* Set task *
In the entries below, find the lines with the word "face" and copy them.

* Source data *
════════════════════
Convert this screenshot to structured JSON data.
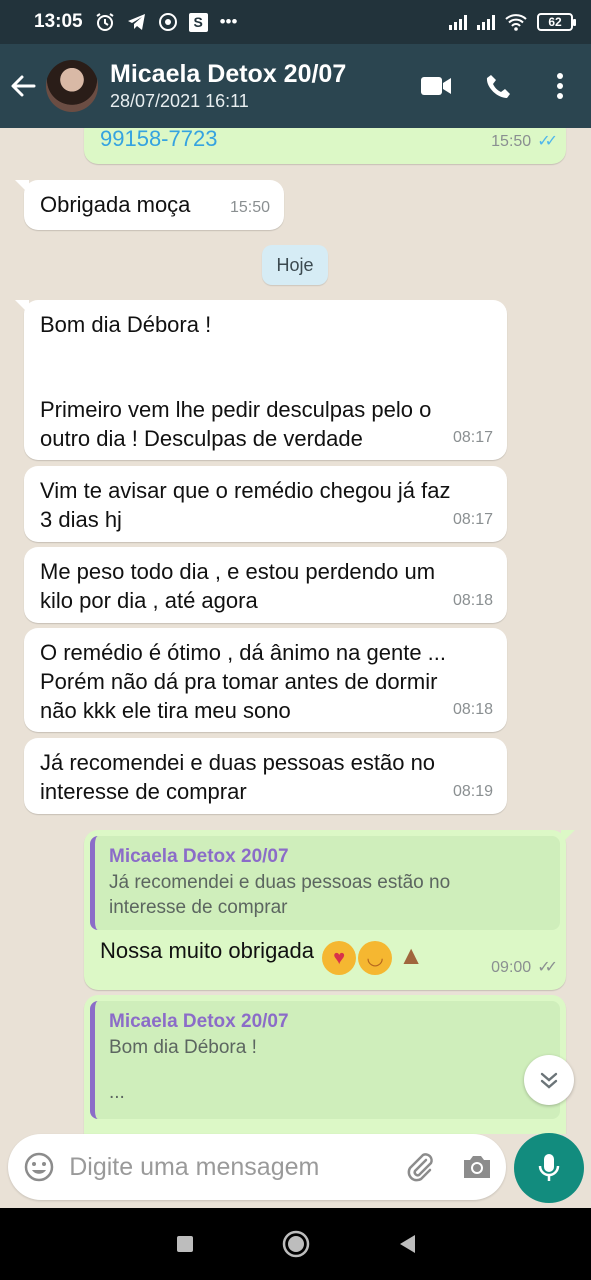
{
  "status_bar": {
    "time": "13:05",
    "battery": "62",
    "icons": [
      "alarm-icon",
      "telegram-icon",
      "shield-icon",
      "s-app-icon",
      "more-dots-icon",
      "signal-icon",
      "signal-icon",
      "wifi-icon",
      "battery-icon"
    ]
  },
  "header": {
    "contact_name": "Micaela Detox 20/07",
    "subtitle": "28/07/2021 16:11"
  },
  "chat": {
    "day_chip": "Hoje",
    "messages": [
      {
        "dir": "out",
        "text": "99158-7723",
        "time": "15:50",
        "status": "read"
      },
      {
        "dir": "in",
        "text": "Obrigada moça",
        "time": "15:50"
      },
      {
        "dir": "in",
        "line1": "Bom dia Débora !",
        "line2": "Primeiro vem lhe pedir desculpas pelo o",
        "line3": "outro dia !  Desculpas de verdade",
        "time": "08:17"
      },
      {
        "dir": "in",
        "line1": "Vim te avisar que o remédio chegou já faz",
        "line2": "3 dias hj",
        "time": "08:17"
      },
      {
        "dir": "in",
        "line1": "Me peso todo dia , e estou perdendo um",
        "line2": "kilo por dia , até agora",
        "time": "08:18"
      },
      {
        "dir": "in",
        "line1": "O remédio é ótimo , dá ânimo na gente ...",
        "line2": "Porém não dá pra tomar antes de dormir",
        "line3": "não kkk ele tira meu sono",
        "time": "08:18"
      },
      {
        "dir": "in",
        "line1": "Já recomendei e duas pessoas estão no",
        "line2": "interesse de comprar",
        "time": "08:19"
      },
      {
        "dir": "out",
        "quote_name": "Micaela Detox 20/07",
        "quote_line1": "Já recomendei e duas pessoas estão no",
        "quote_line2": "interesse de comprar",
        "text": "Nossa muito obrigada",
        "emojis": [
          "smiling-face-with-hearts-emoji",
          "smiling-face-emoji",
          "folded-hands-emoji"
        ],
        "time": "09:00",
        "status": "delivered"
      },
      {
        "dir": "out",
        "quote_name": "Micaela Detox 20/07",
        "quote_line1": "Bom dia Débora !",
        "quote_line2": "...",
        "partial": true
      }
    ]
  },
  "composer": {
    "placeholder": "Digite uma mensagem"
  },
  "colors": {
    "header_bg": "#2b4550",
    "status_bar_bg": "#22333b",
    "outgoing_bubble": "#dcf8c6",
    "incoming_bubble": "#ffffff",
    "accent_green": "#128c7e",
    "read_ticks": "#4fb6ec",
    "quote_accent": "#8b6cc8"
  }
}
════════════════════
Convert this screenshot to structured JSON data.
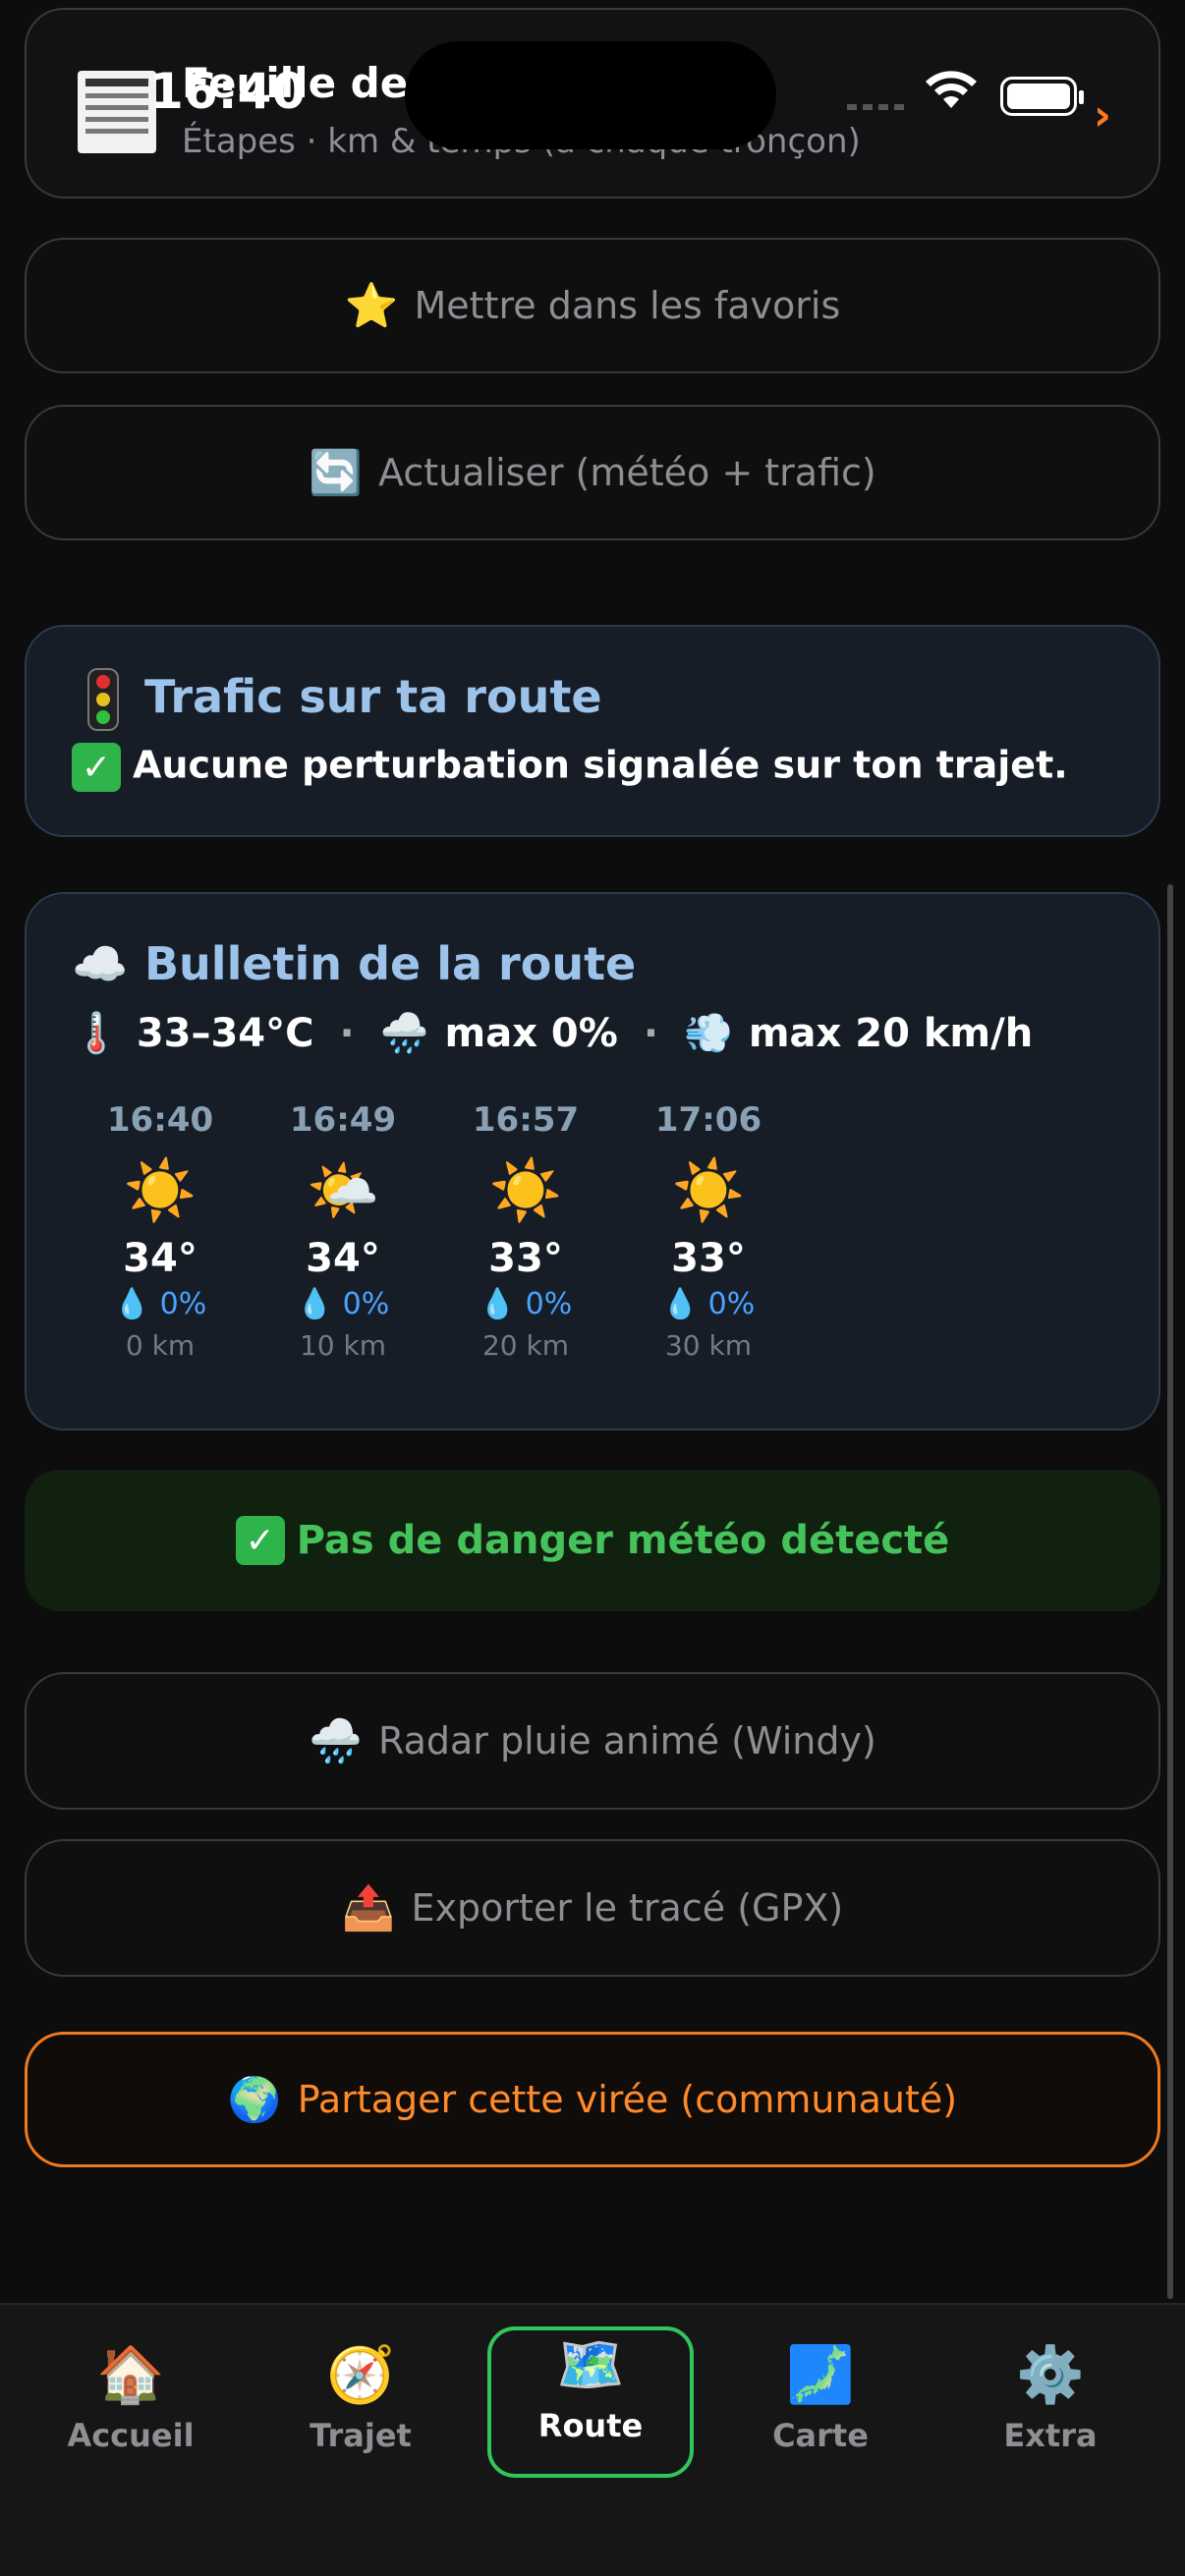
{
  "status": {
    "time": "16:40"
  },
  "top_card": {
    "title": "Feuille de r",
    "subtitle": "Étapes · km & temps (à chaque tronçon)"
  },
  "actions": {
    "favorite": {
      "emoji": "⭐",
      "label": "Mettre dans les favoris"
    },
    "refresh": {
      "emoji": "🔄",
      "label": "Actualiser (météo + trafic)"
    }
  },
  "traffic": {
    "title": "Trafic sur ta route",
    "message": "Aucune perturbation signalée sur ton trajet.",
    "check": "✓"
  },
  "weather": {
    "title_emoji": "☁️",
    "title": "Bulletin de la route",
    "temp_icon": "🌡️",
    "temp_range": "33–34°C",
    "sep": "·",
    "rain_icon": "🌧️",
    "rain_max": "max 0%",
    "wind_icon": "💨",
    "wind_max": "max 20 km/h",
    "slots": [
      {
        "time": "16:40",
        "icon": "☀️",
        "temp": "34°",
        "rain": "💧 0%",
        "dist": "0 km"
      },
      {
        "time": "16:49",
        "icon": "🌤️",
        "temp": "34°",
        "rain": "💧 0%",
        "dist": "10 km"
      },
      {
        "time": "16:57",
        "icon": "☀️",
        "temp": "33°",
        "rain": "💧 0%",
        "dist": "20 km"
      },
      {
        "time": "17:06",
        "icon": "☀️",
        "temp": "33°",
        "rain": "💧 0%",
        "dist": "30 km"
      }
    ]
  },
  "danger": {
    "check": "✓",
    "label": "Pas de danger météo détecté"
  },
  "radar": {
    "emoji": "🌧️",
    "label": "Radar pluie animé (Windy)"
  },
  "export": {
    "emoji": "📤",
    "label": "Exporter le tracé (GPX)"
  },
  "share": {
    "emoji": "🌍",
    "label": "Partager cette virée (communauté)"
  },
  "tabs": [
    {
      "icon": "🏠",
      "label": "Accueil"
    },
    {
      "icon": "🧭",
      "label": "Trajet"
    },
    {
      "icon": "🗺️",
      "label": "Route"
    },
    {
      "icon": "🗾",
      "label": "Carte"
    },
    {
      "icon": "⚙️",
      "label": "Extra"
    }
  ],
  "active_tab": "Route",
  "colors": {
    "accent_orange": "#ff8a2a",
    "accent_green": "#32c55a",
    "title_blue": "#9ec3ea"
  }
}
════════════════════
* In response *
          "smiling-face-with-hearts-emoji",
          "smiling-face-emoji",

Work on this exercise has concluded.